Calgary-Currie
- Calgary-Currie within the City of Calgary, 2017 boundaries

Provincial electoral district
- Legislature: Legislative Assembly of Alberta
- MLA: Janet Eremenko New Democratic
- District created: 1971
- First contested: 1971
- Last contested: 2023

= Calgary-Currie =

Provincial electoral district in Alberta, Canada

Calgary-Currie is a provincial electoral district in Calgary, Alberta, Canada. It was created in 1971 and is mandated to return a single member to the Legislative Assembly of Alberta using the first past the post method of voting.

The district is currently represented by Janet Eremenko, a member of the Alberta New Democratic Party (NDP) who was elected in the 2023 Alberta general election.

==History==
The Calgary-Currie electoral district was created in the 1971 boundary redistribution from parts of Calgary Glenmore and Calgary West.

The 2010 boundary redistribution saw the riding significantly changed. The Electoral Boundary Commission originally tried to abolish the riding but several complaints were submitted to the commission. Instead the riding was completely redrawn with the north boundary pushed up to the Bow River from 17 Avenue SW into land that was part of Calgary-Bow and Calgary-Buffalo. The east boundary which had gone as far as 1 Street SE was moved west to 14 Street SW losing land to Buffalo and Calgary-Elbow. The south boundary was significantly revised with Elbow causing the riding to gain and lose land with that constituency in a few different places and finally the west boundary was straightened out to run along Sarcee Trail causing the riding to gain land from Calgary-West.

===Boundary history===

5 Calgary-Currie 2003 boundaries
Bordering districts
| North | East | West | South |
| Calgary-Buffalo, Calgary-Bow | Calgary-Elbow | Calgary-West | Calgary-Elbow |
| riding map goes here |  |  |  |
Legal description from the Statutes of Alberta 2003, Electoral Divisions Act.
Starting at the intersection of Sarcee Trail SW with the westerly extension of 17 Avenue SW; then 1. east along the extension, 17 Avenue SW and 17 Avenue SE to 1 Street SE; 2. south along 1 Street SE to the left bank of the Elbow River; 3. southwest along the left bank of the Elbow River to the easterly extension of 29 Avenue SW; 4. west along the extension and 29 Avenue SW to 7 Street SW; 5. south along 7 Street SW to 30 Avenue SW; 6. west along 30 Avenue SW to Premier Way SW; 7. southwest along Premier Way SW to 10 Street SW; 8. south along 10 Street SW to Council Way SW; 9. west along Council Way SW to 14 Street SW; 10. south along 14 Street SW to 38 Avenue SW; 11. east along 38 Avenue SW to the northwest extension of the westerly boundary of Block 4, Plan 8035 AG; 12. southeast along the extension and the westerly block boundary and its southeast extension to the left bank of the Elbow River; 13. generally south and southeast along the left bank of the Elbow River to the east extension of 50 Avenue SW; 14. west along the extension and 50 Avenue SW to Crowchild Trail SW; 15. north along Crowchild Trail SW to Richmond Road SW; 16. southwest along Richmond Road SW to 37 Street SW; 17. north along 37 Street SW to 26 Avenue SW; 18. west along 26 Avenue SW to 40 Street SW; 19. south along 40 Street SW to 28 Avenue SW; 20. west along 28 Avenue SW to 43 Street SW; 21. north along 43 Street SW to 26 Avenue SW; 22. west along 26 Avenue SW and its westerly extension
Note:

7 Calgary-Currie 2010 boundaries
Bordering districts
| North | East | West | South |
| Calgary-Mountain View and Calgary-Varsity | Calgary-Buffalo | Calgary-Bow and Calgary-West | Calgary-Elbow |
Note: Boundary descriptions were not used in the 2010 redistribution

===Electoral history===

The Calgary-Currie electoral district was created in the boundary redistribution of 1971. The electoral district was named after the former Currie Army Barracks which used to exist in Southwest Calgary. The district replaced large portions of Calgary West and Calgary Glenmore.

# [TO DO]
1. Answer these questions from the article on Calgary-Currie:
(a) In what year was the district created?
(b) Who currently represents the district?
(c) What was the district named after?
2. Print the stretch of the article on Calgary-Currie from "Calgary-Currie is a" through "Alberta general election.".
3. Decide whether each statement agrees with the article on Calgary-Currie. Answer yes or no and quote the words that settle it.
(a) The district elects its member by the first past the post method.
(b) In the 2010 redistribution, the west boundary was set to run along Crowchild Trail.
(c) The Electoral Boundary Commission first tried to abolish the riding.
The lines after the article on Calgary-Currie aren't needed for anything here.

# [DATA PROVIDED]
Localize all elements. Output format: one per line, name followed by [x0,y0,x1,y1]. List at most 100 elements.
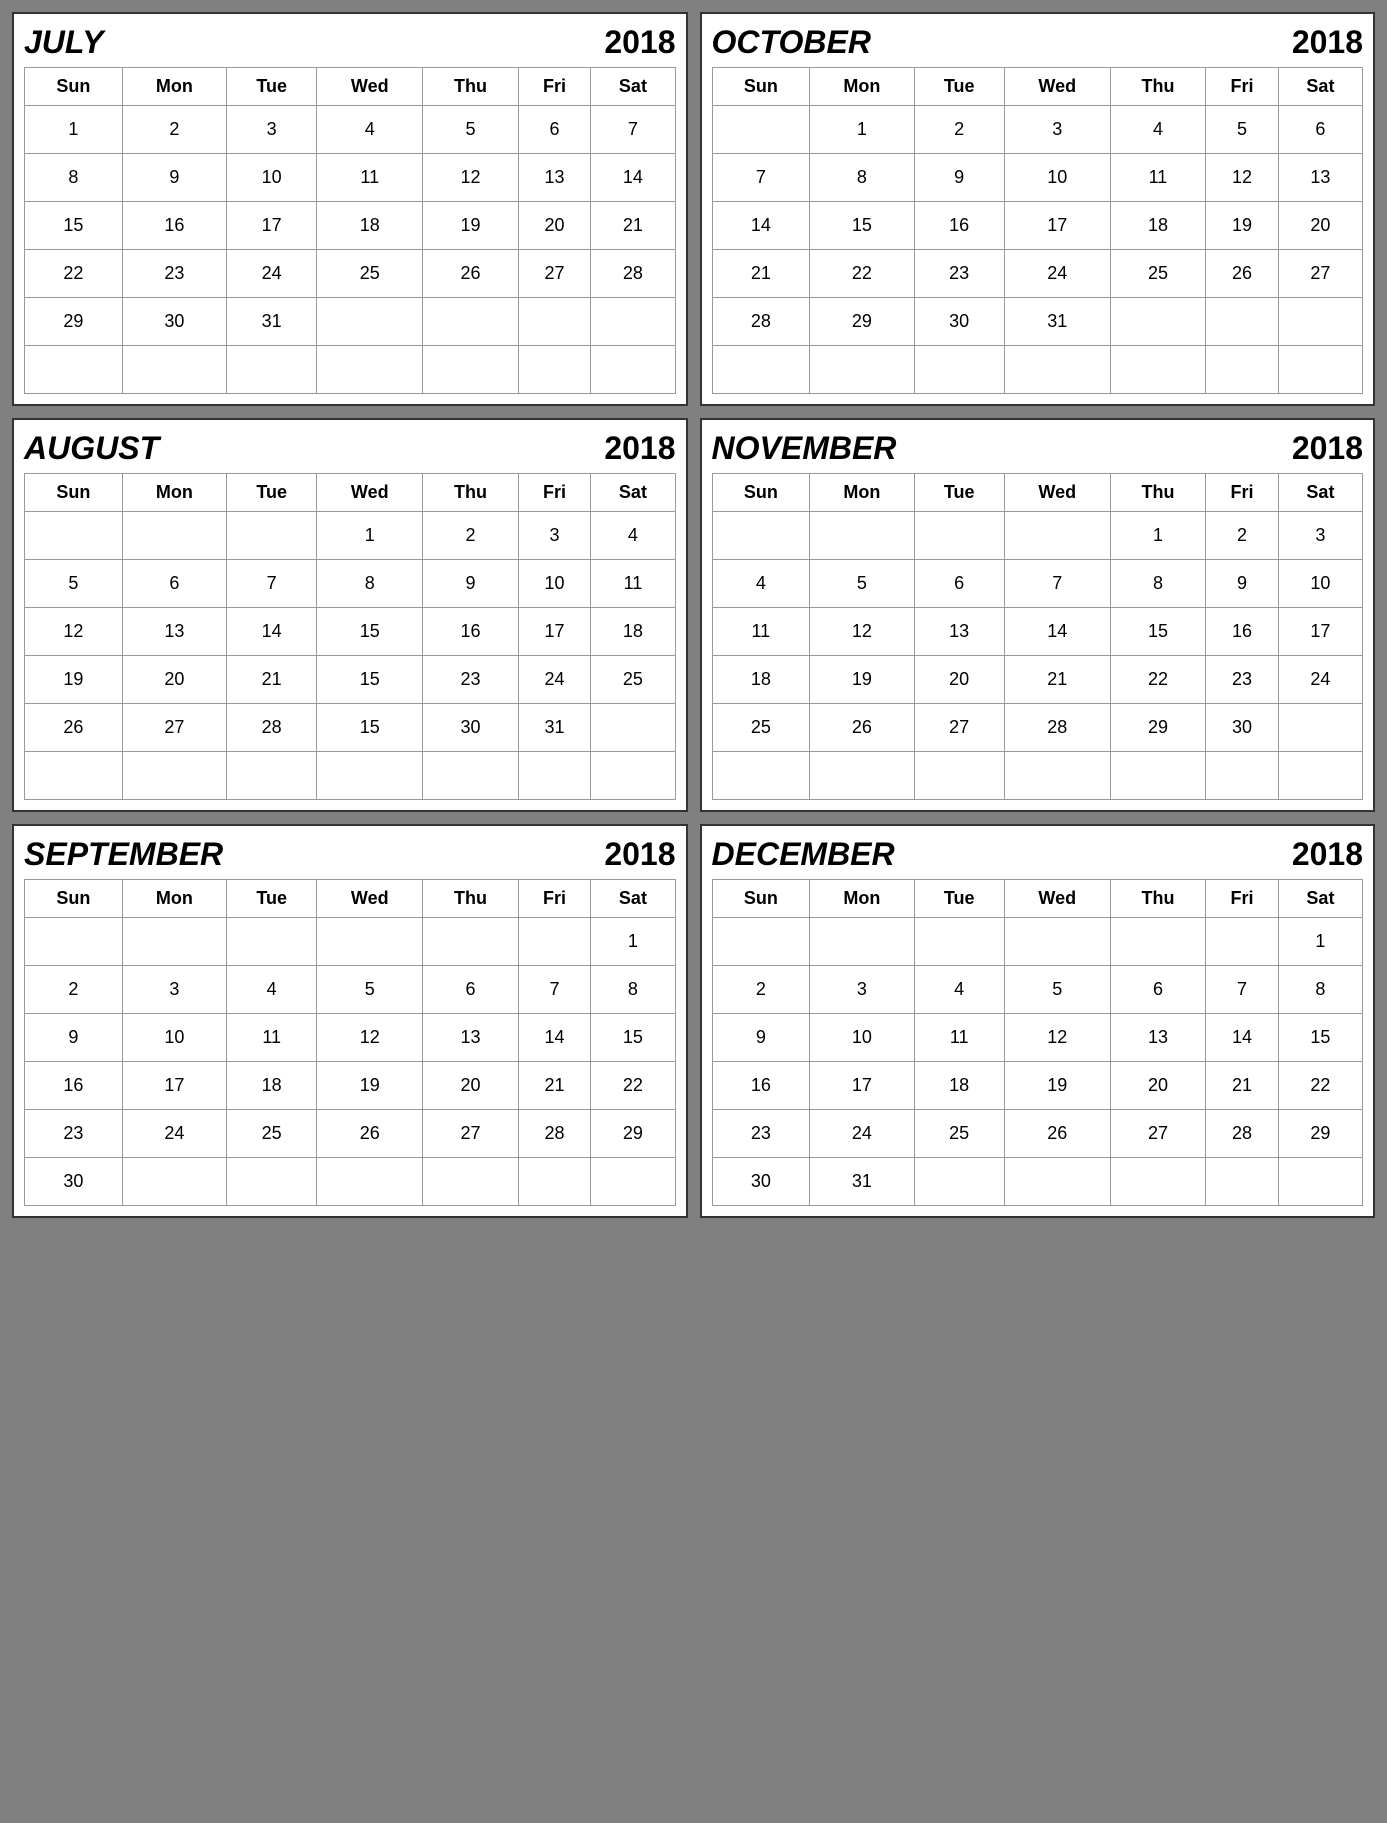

# [ANSWER LIST]
1.
(a) 1971
(b) Janet Eremenko
(c) The former Currie Army Barracks

2.
Calgary-Currie is a provincial electoral district in Calgary, Alberta, Canada. It was created in 1971 and is mandated to return a single member to the Legislative Assembly of Alberta using the first past the post method of voting.

The district is currently represented by Janet Eremenko, a member of the Alberta New Democratic Party (NDP) who was elected in the 2023 Alberta general election.

3.
(a) Yes: "using the first past the post method of voting"
(b) No: "the west boundary was straightened out to run along Sarcee Trail"
(c) Yes: "The Electoral Boundary Commission originally tried to abolish the riding"